**YOUR OBJECTIVE**
Return every record exactly as written.

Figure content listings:
(begin)
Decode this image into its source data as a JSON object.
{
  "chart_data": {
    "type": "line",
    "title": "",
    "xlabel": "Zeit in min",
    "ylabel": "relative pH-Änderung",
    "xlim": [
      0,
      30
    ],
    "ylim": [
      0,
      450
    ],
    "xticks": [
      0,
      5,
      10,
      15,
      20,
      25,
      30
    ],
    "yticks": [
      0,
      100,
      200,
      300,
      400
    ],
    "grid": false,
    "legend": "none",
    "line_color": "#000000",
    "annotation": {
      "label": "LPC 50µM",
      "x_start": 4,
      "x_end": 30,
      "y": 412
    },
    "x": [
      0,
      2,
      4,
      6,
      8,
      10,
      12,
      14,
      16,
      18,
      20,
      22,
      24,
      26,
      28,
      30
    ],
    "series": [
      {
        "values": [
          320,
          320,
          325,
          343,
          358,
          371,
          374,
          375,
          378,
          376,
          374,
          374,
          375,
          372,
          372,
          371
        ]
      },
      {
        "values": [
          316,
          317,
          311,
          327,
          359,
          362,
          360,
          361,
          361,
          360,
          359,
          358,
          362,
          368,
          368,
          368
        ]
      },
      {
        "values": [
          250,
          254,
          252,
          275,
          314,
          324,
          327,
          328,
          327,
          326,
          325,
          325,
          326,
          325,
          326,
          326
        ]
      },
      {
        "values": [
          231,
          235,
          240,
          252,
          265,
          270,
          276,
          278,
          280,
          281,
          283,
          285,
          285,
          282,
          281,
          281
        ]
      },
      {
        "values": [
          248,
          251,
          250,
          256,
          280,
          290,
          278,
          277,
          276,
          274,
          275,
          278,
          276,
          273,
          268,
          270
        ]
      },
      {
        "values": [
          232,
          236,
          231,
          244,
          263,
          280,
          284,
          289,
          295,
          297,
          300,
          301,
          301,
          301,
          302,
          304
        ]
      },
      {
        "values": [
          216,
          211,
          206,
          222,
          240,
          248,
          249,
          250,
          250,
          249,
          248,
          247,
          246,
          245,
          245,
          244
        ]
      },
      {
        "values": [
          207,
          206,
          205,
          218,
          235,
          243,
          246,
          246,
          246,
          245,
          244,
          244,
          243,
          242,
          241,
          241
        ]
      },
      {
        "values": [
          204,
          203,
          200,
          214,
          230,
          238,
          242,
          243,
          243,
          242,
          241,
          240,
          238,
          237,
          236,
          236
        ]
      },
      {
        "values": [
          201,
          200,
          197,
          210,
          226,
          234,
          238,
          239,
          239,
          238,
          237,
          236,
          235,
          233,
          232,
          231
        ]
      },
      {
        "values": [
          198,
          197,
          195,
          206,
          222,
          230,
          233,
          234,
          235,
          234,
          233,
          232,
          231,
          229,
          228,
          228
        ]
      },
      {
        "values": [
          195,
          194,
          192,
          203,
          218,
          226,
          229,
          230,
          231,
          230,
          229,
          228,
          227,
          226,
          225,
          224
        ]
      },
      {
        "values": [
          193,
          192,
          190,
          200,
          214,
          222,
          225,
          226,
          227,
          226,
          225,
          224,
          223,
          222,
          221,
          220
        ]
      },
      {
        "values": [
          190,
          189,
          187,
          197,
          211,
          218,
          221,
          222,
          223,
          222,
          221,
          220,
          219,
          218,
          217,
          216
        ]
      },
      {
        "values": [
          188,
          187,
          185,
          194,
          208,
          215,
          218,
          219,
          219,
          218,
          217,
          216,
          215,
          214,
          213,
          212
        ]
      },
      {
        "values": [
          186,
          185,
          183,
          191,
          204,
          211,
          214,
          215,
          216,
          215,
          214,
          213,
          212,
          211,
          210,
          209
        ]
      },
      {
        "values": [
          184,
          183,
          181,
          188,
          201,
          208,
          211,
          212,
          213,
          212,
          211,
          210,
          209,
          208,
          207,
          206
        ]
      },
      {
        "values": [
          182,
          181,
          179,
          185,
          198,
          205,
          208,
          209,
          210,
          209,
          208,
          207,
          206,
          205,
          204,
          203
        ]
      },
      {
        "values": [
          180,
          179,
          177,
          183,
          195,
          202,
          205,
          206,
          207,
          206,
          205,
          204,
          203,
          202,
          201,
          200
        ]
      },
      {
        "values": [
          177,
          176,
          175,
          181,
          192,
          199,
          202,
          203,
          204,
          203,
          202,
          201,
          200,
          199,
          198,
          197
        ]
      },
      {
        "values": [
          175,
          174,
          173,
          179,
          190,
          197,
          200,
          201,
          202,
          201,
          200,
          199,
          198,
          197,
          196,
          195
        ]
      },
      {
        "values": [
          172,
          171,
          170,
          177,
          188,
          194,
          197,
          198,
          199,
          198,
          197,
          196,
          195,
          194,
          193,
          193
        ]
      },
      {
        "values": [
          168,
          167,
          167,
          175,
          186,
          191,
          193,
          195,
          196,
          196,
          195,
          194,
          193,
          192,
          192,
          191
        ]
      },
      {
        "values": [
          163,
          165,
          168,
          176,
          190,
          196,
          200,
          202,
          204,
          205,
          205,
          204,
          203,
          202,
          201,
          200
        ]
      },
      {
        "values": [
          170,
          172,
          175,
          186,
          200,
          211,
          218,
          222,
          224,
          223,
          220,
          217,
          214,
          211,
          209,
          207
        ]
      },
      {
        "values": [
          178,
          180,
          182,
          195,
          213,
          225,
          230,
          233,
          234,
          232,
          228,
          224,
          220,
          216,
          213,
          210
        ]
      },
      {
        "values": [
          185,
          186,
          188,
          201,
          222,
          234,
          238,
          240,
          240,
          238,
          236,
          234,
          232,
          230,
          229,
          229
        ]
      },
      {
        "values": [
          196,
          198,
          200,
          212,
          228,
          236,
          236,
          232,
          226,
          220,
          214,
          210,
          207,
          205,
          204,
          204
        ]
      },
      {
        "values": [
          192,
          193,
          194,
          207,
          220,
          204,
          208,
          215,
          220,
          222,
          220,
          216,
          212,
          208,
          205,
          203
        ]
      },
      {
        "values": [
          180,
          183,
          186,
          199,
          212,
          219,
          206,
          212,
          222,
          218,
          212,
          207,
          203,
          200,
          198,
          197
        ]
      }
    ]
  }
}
(end)
**COMPLETED EXERCISE**
Decode this image into its source data as a JSON object.
{
  "chart_data": {
    "type": "line",
    "title": "",
    "xlabel": "Zeit in min",
    "ylabel": "relative pH-Änderung",
    "xlim": [
      0,
      30
    ],
    "ylim": [
      0,
      450
    ],
    "xticks": [
      0,
      5,
      10,
      15,
      20,
      25,
      30
    ],
    "yticks": [
      0,
      100,
      200,
      300,
      400
    ],
    "grid": false,
    "legend": "none",
    "line_color": "#000000",
    "annotation": {
      "label": "LPC 50µM",
      "x_start": 4,
      "x_end": 30,
      "y": 412
    },
    "x": [
      0,
      2,
      4,
      6,
      8,
      10,
      12,
      14,
      16,
      18,
      20,
      22,
      24,
      26,
      28,
      30
    ],
    "series": [
      {
        "values": [
          320,
          320,
          325,
          343,
          358,
          371,
          374,
          375,
          378,
          376,
          374,
          374,
          375,
          372,
          372,
          371
        ]
      },
      {
        "values": [
          316,
          317,
          311,
          327,
          359,
          362,
          360,
          361,
          361,
          360,
          359,
          358,
          362,
          368,
          368,
          368
        ]
      },
      {
        "values": [
          250,
          254,
          252,
          275,
          314,
          324,
          327,
          328,
          327,
          326,
          325,
          325,
          326,
          325,
          326,
          326
        ]
      },
      {
        "values": [
          231,
          235,
          240,
          252,
          265,
          270,
          276,
          278,
          280,
          281,
          283,
          285,
          285,
          282,
          281,
          281
        ]
      },
      {
        "values": [
          248,
          251,
          250,
          256,
          280,
          290,
          278,
          277,
          276,
          274,
          275,
          278,
          276,
          273,
          268,
          270
        ]
      },
      {
        "values": [
          232,
          236,
          231,
          244,
          263,
          280,
          284,
          289,
          295,
          297,
          300,
          301,
          301,
          301,
          302,
          304
        ]
      },
      {
        "values": [
          216,
          211,
          206,
          222,
          240,
          248,
          249,
          250,
          250,
          249,
          248,
          247,
          246,
          245,
          245,
          244
        ]
      },
      {
        "values": [
          207,
          206,
          205,
          218,
          235,
          243,
          246,
          246,
          246,
          245,
          244,
          244,
          243,
          242,
          241,
          241
        ]
      },
      {
        "values": [
          204,
          203,
          200,
          214,
          230,
          238,
          242,
          243,
          243,
          242,
          241,
          240,
          238,
          237,
          236,
          236
        ]
      },
      {
        "values": [
          201,
          200,
          197,
          210,
          226,
          234,
          238,
          239,
          239,
          238,
          237,
          236,
          235,
          233,
          232,
          231
        ]
      },
      {
        "values": [
          198,
          197,
          195,
          206,
          222,
          230,
          233,
          234,
          235,
          234,
          233,
          232,
          231,
          229,
          228,
          228
        ]
      },
      {
        "values": [
          195,
          194,
          192,
          203,
          218,
          226,
          229,
          230,
          231,
          230,
          229,
          228,
          227,
          226,
          225,
          224
        ]
      },
      {
        "values": [
          193,
          192,
          190,
          200,
          214,
          222,
          225,
          226,
          227,
          226,
          225,
          224,
          223,
          222,
          221,
          220
        ]
      },
      {
        "values": [
          190,
          189,
          187,
          197,
          211,
          218,
          221,
          222,
          223,
          222,
          221,
          220,
          219,
          218,
          217,
          216
        ]
      },
      {
        "values": [
          188,
          187,
          185,
          194,
          208,
          215,
          218,
          219,
          219,
          218,
          217,
          216,
          215,
          214,
          213,
          212
        ]
      },
      {
        "values": [
          186,
          185,
          183,
          191,
          204,
          211,
          214,
          215,
          216,
          215,
          214,
          213,
          212,
          211,
          210,
          209
        ]
      },
      {
        "values": [
          184,
          183,
          181,
          188,
          201,
          208,
          211,
          212,
          213,
          212,
          211,
          210,
          209,
          208,
          207,
          206
        ]
      },
      {
        "values": [
          182,
          181,
          179,
          185,
          198,
          205,
          208,
          209,
          210,
          209,
          208,
          207,
          206,
          205,
          204,
          203
        ]
      },
      {
        "values": [
          180,
          179,
          177,
          183,
          195,
          202,
          205,
          206,
          207,
          206,
          205,
          204,
          203,
          202,
          201,
          200
        ]
      },
      {
        "values": [
          177,
          176,
          175,
          181,
          192,
          199,
          202,
          203,
          204,
          203,
          202,
          201,
          200,
          199,
          198,
          197
        ]
      },
      {
        "values": [
          175,
          174,
          173,
          179,
          190,
          197,
          200,
          201,
          202,
          201,
          200,
          199,
          198,
          197,
          196,
          195
        ]
      },
      {
        "values": [
          172,
          171,
          170,
          177,
          188,
          194,
          197,
          198,
          199,
          198,
          197,
          196,
          195,
          194,
          193,
          193
        ]
      },
      {
        "values": [
          168,
          167,
          167,
          175,
          186,
          191,
          193,
          195,
          196,
          196,
          195,
          194,
          193,
          192,
          192,
          191
        ]
      },
      {
        "values": [
          163,
          165,
          168,
          176,
          190,
          196,
          200,
          202,
          204,
          205,
          205,
          204,
          203,
          202,
          201,
          200
        ]
      },
      {
        "values": [
          170,
          172,
          175,
          186,
          200,
          211,
          218,
          222,
          224,
          223,
          220,
          217,
          214,
          211,
          209,
          207
        ]
      },
      {
        "values": [
          178,
          180,
          182,
          195,
          213,
          225,
          230,
          233,
          234,
          232,
          228,
          224,
          220,
          216,
          213,
          210
        ]
      },
      {
        "values": [
          185,
          186,
          188,
          201,
          222,
          234,
          238,
          240,
          240,
          238,
          236,
          234,
          232,
          230,
          229,
          229
        ]
      },
      {
        "values": [
          196,
          198,
          200,
          212,
          228,
          236,
          236,
          232,
          226,
          220,
          214,
          210,
          207,
          205,
          204,
          204
        ]
      },
      {
        "values": [
          192,
          193,
          194,
          207,
          220,
          204,
          208,
          215,
          220,
          222,
          220,
          216,
          212,
          208,
          205,
          203
        ]
      },
      {
        "values": [
          180,
          183,
          186,
          199,
          212,
          219,
          206,
          212,
          222,
          218,
          212,
          207,
          203,
          200,
          198,
          197
        ]
      }
    ]
  }
}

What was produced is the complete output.